Supplied data:

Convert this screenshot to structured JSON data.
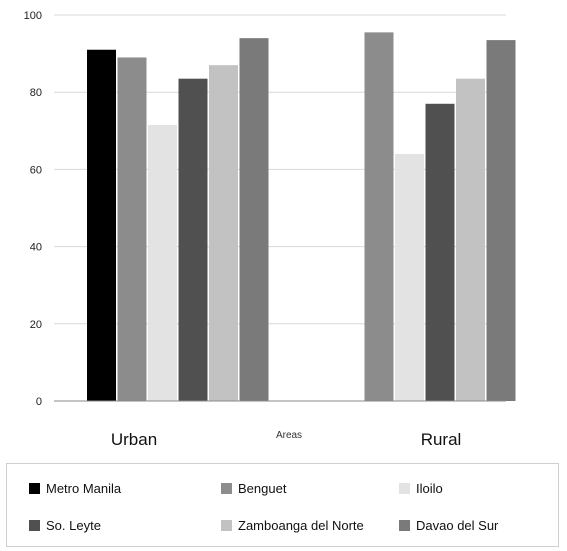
{
  "chart_data": {
    "type": "bar",
    "title": "",
    "xlabel": "Areas",
    "ylabel": "",
    "ylim": [
      0,
      100
    ],
    "yticks": [
      0,
      20,
      40,
      60,
      80,
      100
    ],
    "grid": true,
    "legend_position": "bottom",
    "categories": [
      "Urban",
      "Rural"
    ],
    "series": [
      {
        "name": "Metro Manila",
        "color": "#000000",
        "values": [
          91,
          null
        ]
      },
      {
        "name": "Benguet",
        "color": "#8c8c8c",
        "values": [
          89,
          95.5
        ]
      },
      {
        "name": "Iloilo",
        "color": "#e3e3e3",
        "values": [
          71.5,
          64
        ]
      },
      {
        "name": "So. Leyte",
        "color": "#505050",
        "values": [
          83.5,
          77
        ]
      },
      {
        "name": "Zamboanga del Norte",
        "color": "#c2c2c2",
        "values": [
          87,
          83.5
        ]
      },
      {
        "name": "Davao del Sur",
        "color": "#7a7a7a",
        "values": [
          94,
          93.5
        ]
      }
    ]
  }
}
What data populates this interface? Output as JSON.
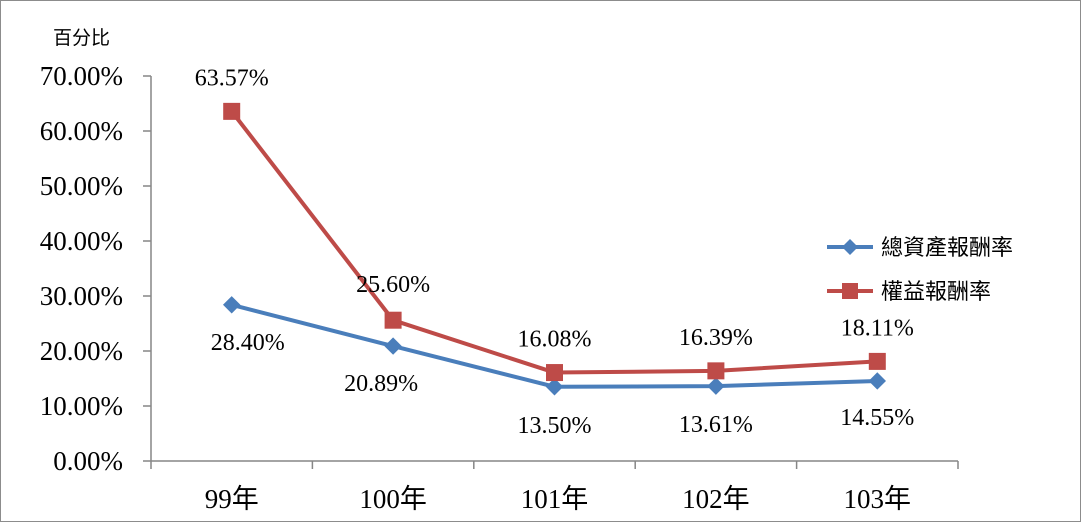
{
  "chart_data": {
    "type": "line",
    "ylabel": "百分比",
    "categories": [
      "99年",
      "100年",
      "101年",
      "102年",
      "103年"
    ],
    "ylim": [
      0,
      70
    ],
    "y_ticks": [
      "0.00%",
      "10.00%",
      "20.00%",
      "30.00%",
      "40.00%",
      "50.00%",
      "60.00%",
      "70.00%"
    ],
    "grid": false,
    "legend_position": "right",
    "series": [
      {
        "name": "總資產報酬率",
        "color": "#4a7ebb",
        "marker": "diamond",
        "values": [
          28.4,
          20.89,
          13.5,
          13.61,
          14.55
        ],
        "labels": [
          "28.40%",
          "20.89%",
          "13.50%",
          "13.61%",
          "14.55%"
        ]
      },
      {
        "name": "權益報酬率",
        "color": "#be4b48",
        "marker": "square",
        "values": [
          63.57,
          25.6,
          16.08,
          16.39,
          18.11
        ],
        "labels": [
          "63.57%",
          "25.60%",
          "16.08%",
          "16.39%",
          "18.11%"
        ]
      }
    ]
  }
}
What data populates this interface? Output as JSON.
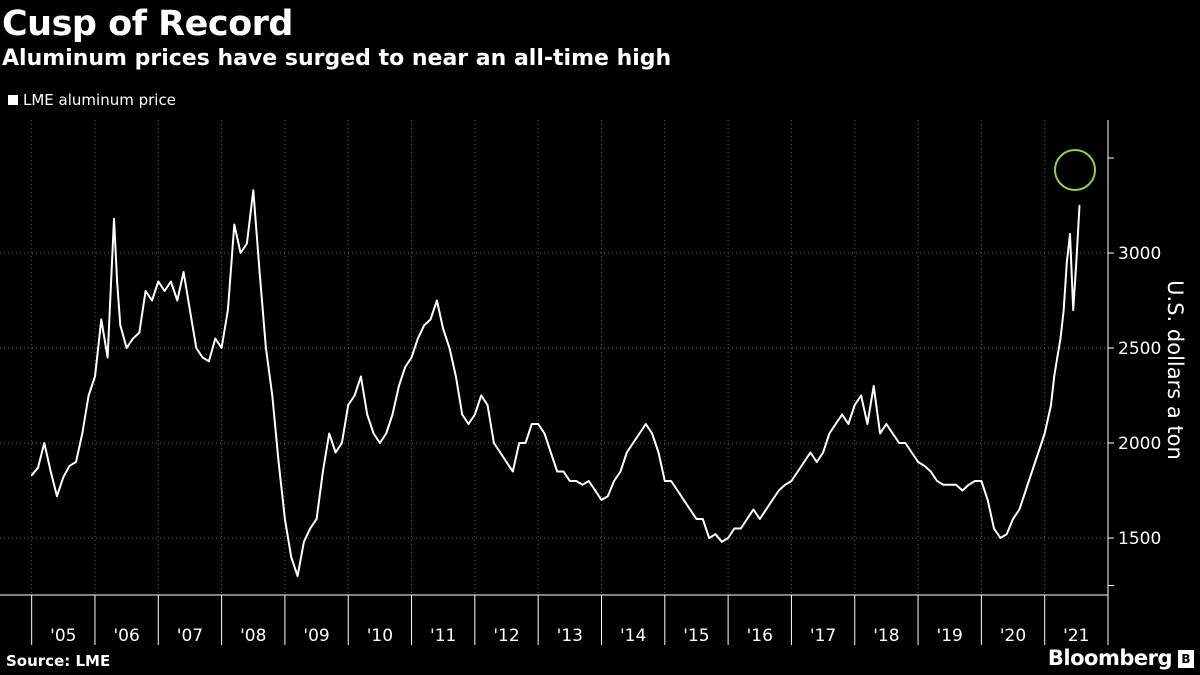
{
  "header": {
    "title": "Cusp of Record",
    "subtitle": "Aluminum prices have surged to near an all-time high"
  },
  "footer": {
    "source": "Source: LME",
    "brand": "Bloomberg",
    "brand_icon": "bloomberg-logo-icon"
  },
  "colors": {
    "background": "#000000",
    "line": "#ffffff",
    "highlight_circle": "#8fd14f",
    "grid": "#666666"
  },
  "chart_data": {
    "type": "line",
    "xlabel": "",
    "ylabel": "U.S. dollars a ton",
    "ylim": [
      1200,
      3700
    ],
    "x_range": [
      2004.85,
      2021.45
    ],
    "yticks": [
      1500,
      2000,
      2500,
      3000
    ],
    "xtick_labels": [
      "'05",
      "'06",
      "'07",
      "'08",
      "'09",
      "'10",
      "'11",
      "'12",
      "'13",
      "'14",
      "'15",
      "'16",
      "'17",
      "'18",
      "'19",
      "'20",
      "'21"
    ],
    "grid": true,
    "legend": {
      "placement": "top-left",
      "entries": [
        "LME aluminum price"
      ]
    },
    "annotation": {
      "type": "circle",
      "x": 2021.5,
      "y": 3270
    },
    "series": [
      {
        "name": "LME aluminum price",
        "x": [
          2005.0,
          2005.1,
          2005.2,
          2005.3,
          2005.4,
          2005.5,
          2005.6,
          2005.7,
          2005.8,
          2005.9,
          2006.0,
          2006.1,
          2006.2,
          2006.3,
          2006.35,
          2006.4,
          2006.5,
          2006.6,
          2006.7,
          2006.8,
          2006.9,
          2007.0,
          2007.1,
          2007.2,
          2007.3,
          2007.4,
          2007.5,
          2007.6,
          2007.7,
          2007.8,
          2007.9,
          2008.0,
          2008.1,
          2008.2,
          2008.3,
          2008.4,
          2008.5,
          2008.6,
          2008.7,
          2008.8,
          2008.9,
          2009.0,
          2009.1,
          2009.2,
          2009.3,
          2009.4,
          2009.5,
          2009.6,
          2009.7,
          2009.8,
          2009.9,
          2010.0,
          2010.1,
          2010.2,
          2010.3,
          2010.4,
          2010.5,
          2010.6,
          2010.7,
          2010.8,
          2010.9,
          2011.0,
          2011.1,
          2011.2,
          2011.3,
          2011.4,
          2011.5,
          2011.6,
          2011.7,
          2011.8,
          2011.9,
          2012.0,
          2012.1,
          2012.2,
          2012.3,
          2012.4,
          2012.5,
          2012.6,
          2012.7,
          2012.8,
          2012.9,
          2013.0,
          2013.1,
          2013.2,
          2013.3,
          2013.4,
          2013.5,
          2013.6,
          2013.7,
          2013.8,
          2013.9,
          2014.0,
          2014.1,
          2014.2,
          2014.3,
          2014.4,
          2014.5,
          2014.6,
          2014.7,
          2014.8,
          2014.9,
          2015.0,
          2015.1,
          2015.2,
          2015.3,
          2015.4,
          2015.5,
          2015.6,
          2015.7,
          2015.8,
          2015.9,
          2016.0,
          2016.1,
          2016.2,
          2016.3,
          2016.4,
          2016.5,
          2016.6,
          2016.7,
          2016.8,
          2016.9,
          2017.0,
          2017.1,
          2017.2,
          2017.3,
          2017.4,
          2017.5,
          2017.6,
          2017.7,
          2017.8,
          2017.9,
          2018.0,
          2018.1,
          2018.2,
          2018.3,
          2018.4,
          2018.5,
          2018.6,
          2018.7,
          2018.8,
          2018.9,
          2019.0,
          2019.1,
          2019.2,
          2019.3,
          2019.4,
          2019.5,
          2019.6,
          2019.7,
          2019.8,
          2019.9,
          2020.0,
          2020.1,
          2020.2,
          2020.3,
          2020.4,
          2020.5,
          2020.6,
          2020.7,
          2020.8,
          2020.9,
          2021.0,
          2021.1,
          2021.15,
          2021.2,
          2021.25,
          2021.3,
          2021.35,
          2021.4,
          2021.45,
          2021.5,
          2021.55
        ],
        "y": [
          1830,
          1870,
          2000,
          1850,
          1720,
          1820,
          1880,
          1900,
          2050,
          2250,
          2350,
          2650,
          2450,
          3180,
          2850,
          2620,
          2500,
          2550,
          2580,
          2800,
          2750,
          2850,
          2800,
          2850,
          2750,
          2900,
          2700,
          2500,
          2450,
          2430,
          2550,
          2500,
          2700,
          3150,
          3000,
          3050,
          3330,
          2900,
          2500,
          2250,
          1900,
          1600,
          1400,
          1300,
          1480,
          1550,
          1600,
          1850,
          2050,
          1950,
          2000,
          2200,
          2250,
          2350,
          2150,
          2050,
          2000,
          2050,
          2150,
          2300,
          2400,
          2450,
          2550,
          2620,
          2650,
          2750,
          2600,
          2500,
          2350,
          2150,
          2100,
          2150,
          2250,
          2200,
          2000,
          1950,
          1900,
          1850,
          2000,
          2000,
          2100,
          2100,
          2050,
          1950,
          1850,
          1850,
          1800,
          1800,
          1780,
          1800,
          1750,
          1700,
          1720,
          1800,
          1850,
          1950,
          2000,
          2050,
          2100,
          2050,
          1950,
          1800,
          1800,
          1750,
          1700,
          1650,
          1600,
          1600,
          1500,
          1520,
          1480,
          1500,
          1550,
          1550,
          1600,
          1650,
          1600,
          1650,
          1700,
          1750,
          1780,
          1800,
          1850,
          1900,
          1950,
          1900,
          1950,
          2050,
          2100,
          2150,
          2100,
          2200,
          2250,
          2100,
          2300,
          2050,
          2100,
          2050,
          2000,
          2000,
          1950,
          1900,
          1880,
          1850,
          1800,
          1780,
          1780,
          1780,
          1750,
          1780,
          1800,
          1800,
          1700,
          1550,
          1500,
          1520,
          1600,
          1650,
          1750,
          1850,
          1950,
          2050,
          2200,
          2350,
          2450,
          2550,
          2700,
          2950,
          3100,
          2700,
          2950,
          3250
        ]
      }
    ]
  }
}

Exercise: Lines holding the word "type" should be counted across the entries; state only how many there are.

Response: 4